» **Provided entries**:
--*--
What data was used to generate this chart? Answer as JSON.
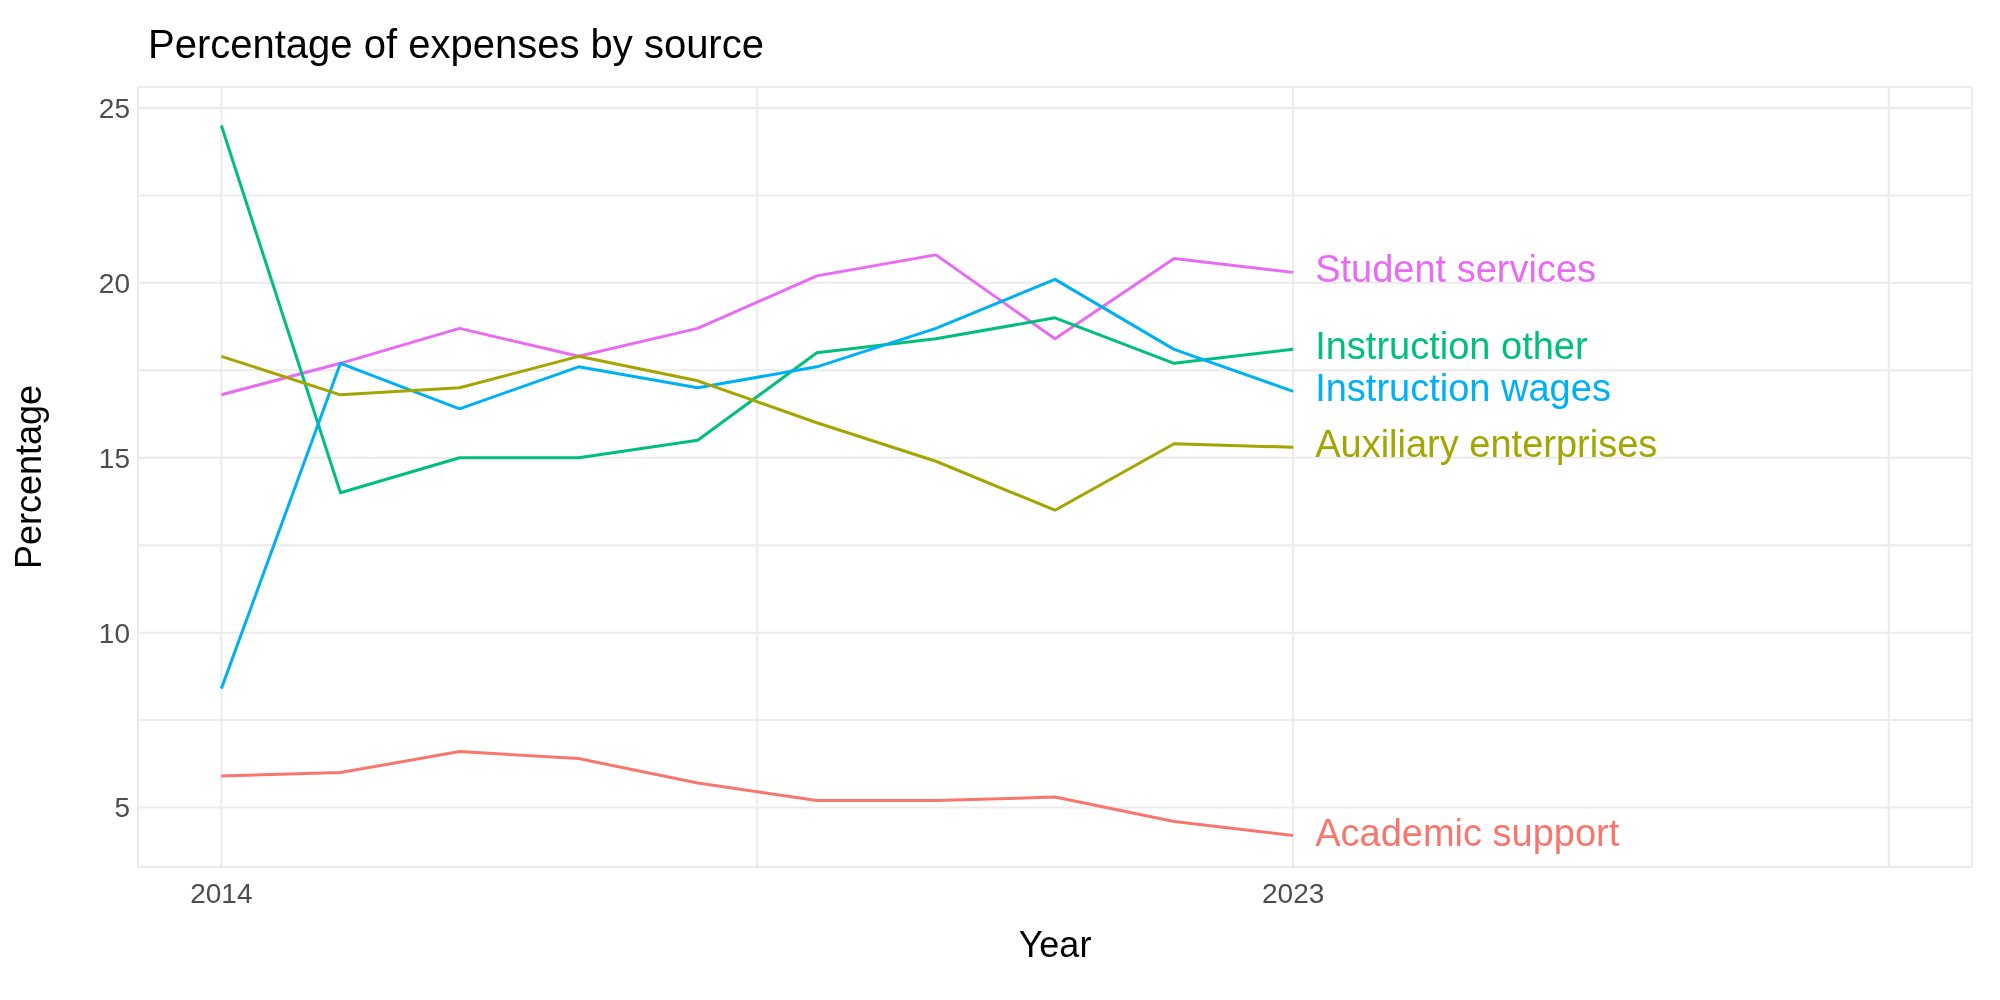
{
  "chart_data": {
    "type": "line",
    "title": "Percentage of expenses by source",
    "xlabel": "Year",
    "ylabel": "Percentage",
    "x": [
      2014,
      2015,
      2016,
      2017,
      2018,
      2019,
      2020,
      2021,
      2022,
      2023
    ],
    "xlim": [
      2013.3,
      2028.7
    ],
    "xticks": [
      2014,
      {
        "value": 2018.5,
        "label": null
      },
      2023,
      {
        "value": 2028,
        "label": null
      }
    ],
    "ylim": [
      3.3,
      25.6
    ],
    "yticks": [
      5,
      {
        "value": 7.5,
        "label": null
      },
      10,
      {
        "value": 12.5,
        "label": null
      },
      15,
      {
        "value": 17.5,
        "label": null
      },
      20,
      {
        "value": 22.5,
        "label": null
      },
      25
    ],
    "grid": true,
    "series": [
      {
        "name": "Student services",
        "color": "#e76bf3",
        "values": [
          16.8,
          17.7,
          18.7,
          17.9,
          18.7,
          20.2,
          20.8,
          18.4,
          20.7,
          20.3
        ]
      },
      {
        "name": "Instruction other",
        "color": "#00bf7d",
        "values": [
          24.5,
          14.0,
          15.0,
          15.0,
          15.5,
          18.0,
          18.4,
          19.0,
          17.7,
          18.1
        ]
      },
      {
        "name": "Instruction wages",
        "color": "#00b0f6",
        "values": [
          8.4,
          17.7,
          16.4,
          17.6,
          17.0,
          17.6,
          18.7,
          20.1,
          18.1,
          16.9
        ]
      },
      {
        "name": "Auxiliary enterprises",
        "color": "#a3a500",
        "values": [
          17.9,
          16.8,
          17.0,
          17.9,
          17.2,
          16.0,
          14.9,
          13.5,
          15.4,
          15.3
        ]
      },
      {
        "name": "Academic support",
        "color": "#f8766d",
        "values": [
          5.9,
          6.0,
          6.6,
          6.4,
          5.7,
          5.2,
          5.2,
          5.3,
          4.6,
          4.2
        ]
      }
    ]
  }
}
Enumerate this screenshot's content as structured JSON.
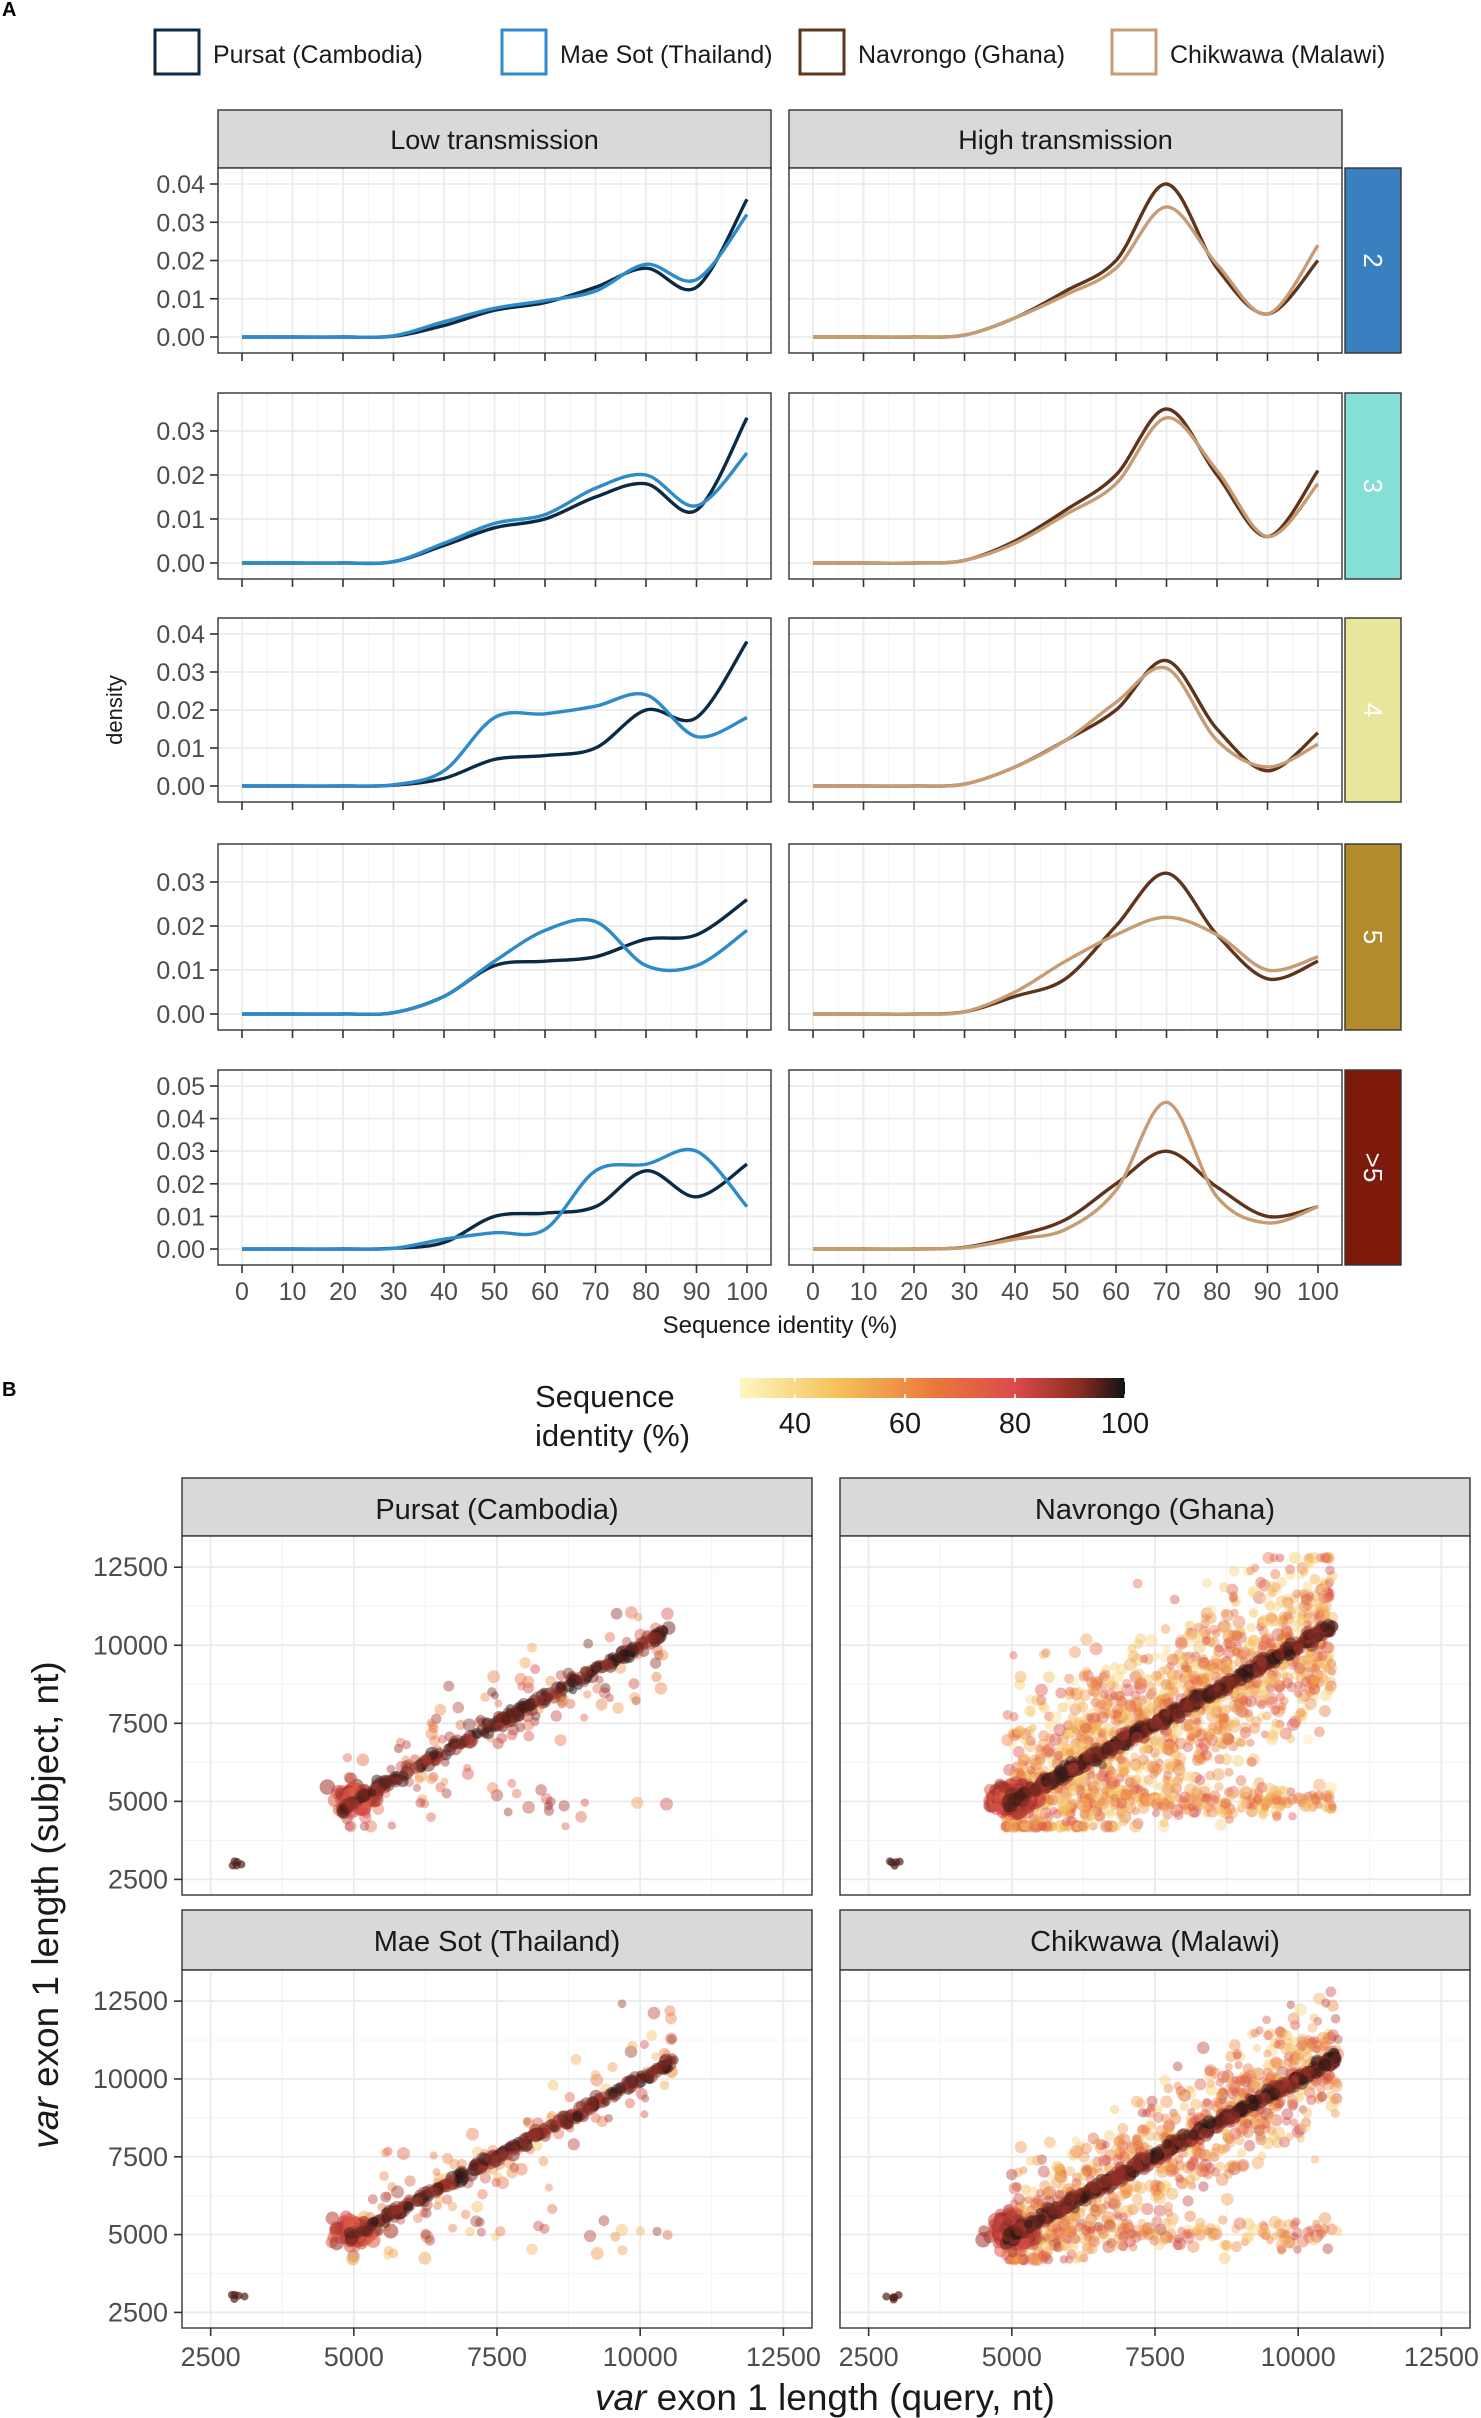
{
  "panel_labels": [
    "A",
    "B"
  ],
  "colors": {
    "pursat": "#0d2a44",
    "maesot": "#2e8bc9",
    "navrongo": "#5e341c",
    "chikwawa": "#c69c74",
    "strip_bg": "#d9d9d9",
    "grid_major": "#ebebeb",
    "grid_minor": "#f5f5f5",
    "strip2": "#3a7fc0",
    "strip3": "#86dfd6",
    "strip4": "#e8e69a",
    "strip5": "#b38a2c",
    "strip6": "#7e1a0c"
  },
  "chart_data": [
    {
      "type": "line",
      "title": "A",
      "legend": [
        "Pursat (Cambodia)",
        "Mae Sot (Thailand)",
        "Navrongo (Ghana)",
        "Chikwawa (Malawi)"
      ],
      "legend_position": "top",
      "columns": [
        "Low transmission",
        "High transmission"
      ],
      "rows": [
        "2",
        "3",
        "4",
        "5",
        ">5"
      ],
      "xlabel": "Sequence identity (%)",
      "ylabel": "density",
      "x": [
        0,
        10,
        20,
        30,
        40,
        50,
        60,
        70,
        80,
        90,
        100
      ],
      "xlim": [
        0,
        100
      ],
      "x_ticks": [
        "0",
        "10",
        "20",
        "30",
        "40",
        "50",
        "60",
        "70",
        "80",
        "90",
        "100"
      ],
      "facets": [
        {
          "row": "2",
          "ylim": [
            0,
            0.04
          ],
          "y_ticks": [
            "0.00",
            "0.01",
            "0.02",
            "0.03",
            "0.04"
          ],
          "series": [
            {
              "name": "Pursat (Cambodia)",
              "column": 0,
              "values": [
                0,
                0,
                0,
                0.0002,
                0.003,
                0.007,
                0.009,
                0.013,
                0.018,
                0.013,
                0.036
              ]
            },
            {
              "name": "Mae Sot (Thailand)",
              "column": 0,
              "values": [
                0,
                0,
                0,
                0.0003,
                0.004,
                0.0075,
                0.0095,
                0.012,
                0.019,
                0.015,
                0.032
              ]
            },
            {
              "name": "Navrongo (Ghana)",
              "column": 1,
              "values": [
                0,
                0,
                0,
                0.0005,
                0.005,
                0.012,
                0.02,
                0.04,
                0.018,
                0.006,
                0.02
              ]
            },
            {
              "name": "Chikwawa (Malawi)",
              "column": 1,
              "values": [
                0,
                0,
                0,
                0.0005,
                0.005,
                0.011,
                0.018,
                0.034,
                0.019,
                0.006,
                0.024
              ]
            }
          ]
        },
        {
          "row": "3",
          "ylim": [
            0,
            0.035
          ],
          "y_ticks": [
            "0.00",
            "0.01",
            "0.02",
            "0.03"
          ],
          "series": [
            {
              "name": "Pursat (Cambodia)",
              "column": 0,
              "values": [
                0,
                0,
                0,
                0.0003,
                0.004,
                0.008,
                0.01,
                0.015,
                0.018,
                0.012,
                0.033
              ]
            },
            {
              "name": "Mae Sot (Thailand)",
              "column": 0,
              "values": [
                0,
                0,
                0,
                0.0003,
                0.0045,
                0.009,
                0.011,
                0.017,
                0.02,
                0.013,
                0.025
              ]
            },
            {
              "name": "Navrongo (Ghana)",
              "column": 1,
              "values": [
                0,
                0,
                0,
                0.0006,
                0.005,
                0.012,
                0.02,
                0.035,
                0.02,
                0.006,
                0.021
              ]
            },
            {
              "name": "Chikwawa (Malawi)",
              "column": 1,
              "values": [
                0,
                0,
                0,
                0.0006,
                0.0045,
                0.011,
                0.018,
                0.033,
                0.021,
                0.006,
                0.018
              ]
            }
          ]
        },
        {
          "row": "4",
          "ylim": [
            0,
            0.04
          ],
          "y_ticks": [
            "0.00",
            "0.01",
            "0.02",
            "0.03",
            "0.04"
          ],
          "series": [
            {
              "name": "Pursat (Cambodia)",
              "column": 0,
              "values": [
                0,
                0,
                0,
                0.0002,
                0.002,
                0.007,
                0.008,
                0.01,
                0.02,
                0.018,
                0.038
              ]
            },
            {
              "name": "Mae Sot (Thailand)",
              "column": 0,
              "values": [
                0,
                0,
                0,
                0.0003,
                0.004,
                0.018,
                0.019,
                0.021,
                0.024,
                0.013,
                0.018
              ]
            },
            {
              "name": "Navrongo (Ghana)",
              "column": 1,
              "values": [
                0,
                0,
                0,
                0.0005,
                0.005,
                0.012,
                0.02,
                0.033,
                0.015,
                0.004,
                0.014
              ]
            },
            {
              "name": "Chikwawa (Malawi)",
              "column": 1,
              "values": [
                0,
                0,
                0,
                0.0005,
                0.005,
                0.012,
                0.022,
                0.031,
                0.012,
                0.005,
                0.011
              ]
            }
          ]
        },
        {
          "row": "5",
          "ylim": [
            0,
            0.035
          ],
          "y_ticks": [
            "0.00",
            "0.01",
            "0.02",
            "0.03"
          ],
          "series": [
            {
              "name": "Pursat (Cambodia)",
              "column": 0,
              "values": [
                0,
                0,
                0,
                0.0003,
                0.004,
                0.011,
                0.012,
                0.013,
                0.017,
                0.018,
                0.026
              ]
            },
            {
              "name": "Mae Sot (Thailand)",
              "column": 0,
              "values": [
                0,
                0,
                0,
                0.0003,
                0.004,
                0.012,
                0.019,
                0.021,
                0.011,
                0.011,
                0.019
              ]
            },
            {
              "name": "Navrongo (Ghana)",
              "column": 1,
              "values": [
                0,
                0,
                0,
                0.0005,
                0.004,
                0.008,
                0.02,
                0.032,
                0.018,
                0.008,
                0.012
              ]
            },
            {
              "name": "Chikwawa (Malawi)",
              "column": 1,
              "values": [
                0,
                0,
                0,
                0.0005,
                0.005,
                0.012,
                0.018,
                0.022,
                0.018,
                0.01,
                0.013
              ]
            }
          ]
        },
        {
          "row": ">5",
          "ylim": [
            0,
            0.05
          ],
          "y_ticks": [
            "0.00",
            "0.01",
            "0.02",
            "0.03",
            "0.04",
            "0.05"
          ],
          "series": [
            {
              "name": "Pursat (Cambodia)",
              "column": 0,
              "values": [
                0,
                0,
                0,
                0.0002,
                0.002,
                0.01,
                0.011,
                0.013,
                0.024,
                0.016,
                0.026
              ]
            },
            {
              "name": "Mae Sot (Thailand)",
              "column": 0,
              "values": [
                0,
                0,
                0,
                0.0002,
                0.003,
                0.005,
                0.006,
                0.024,
                0.026,
                0.03,
                0.013
              ]
            },
            {
              "name": "Navrongo (Ghana)",
              "column": 1,
              "values": [
                0,
                0,
                0,
                0.0005,
                0.004,
                0.009,
                0.02,
                0.03,
                0.019,
                0.01,
                0.013
              ]
            },
            {
              "name": "Chikwawa (Malawi)",
              "column": 1,
              "values": [
                0,
                0,
                0,
                0.0004,
                0.003,
                0.006,
                0.018,
                0.045,
                0.016,
                0.008,
                0.013
              ]
            }
          ]
        }
      ]
    },
    {
      "type": "scatter",
      "title": "B",
      "colorbar": {
        "title_line1": "Sequence",
        "title_line2": "identity (%)",
        "ticks": [
          "40",
          "60",
          "80",
          "100"
        ],
        "range": [
          30,
          100
        ]
      },
      "facets": [
        "Pursat (Cambodia)",
        "Navrongo (Ghana)",
        "Mae Sot (Thailand)",
        "Chikwawa (Malawi)"
      ],
      "xlabel_italic": "var",
      "xlabel_rest": " exon 1 length (query, nt)",
      "ylabel_italic": "var",
      "ylabel_rest": " exon 1 length (subject, nt)",
      "xlim": [
        2000,
        13000
      ],
      "ylim": [
        2000,
        13500
      ],
      "x_ticks": [
        "2500",
        "5000",
        "7500",
        "10000",
        "12500"
      ],
      "y_ticks": [
        "2500",
        "5000",
        "7500",
        "10000",
        "12500"
      ],
      "description_points": "dense diagonal (identity ~100%) from 5000 to 10500 plus off-diagonal cloud of lower identity"
    }
  ]
}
--*--
» **Work to do**: Make a copy of each line that contains the string "length".

» **Exercise response**:
      "xlabel_rest": " exon 1 length (query, nt)",
      "ylabel_rest": " exon 1 length (subject, nt)",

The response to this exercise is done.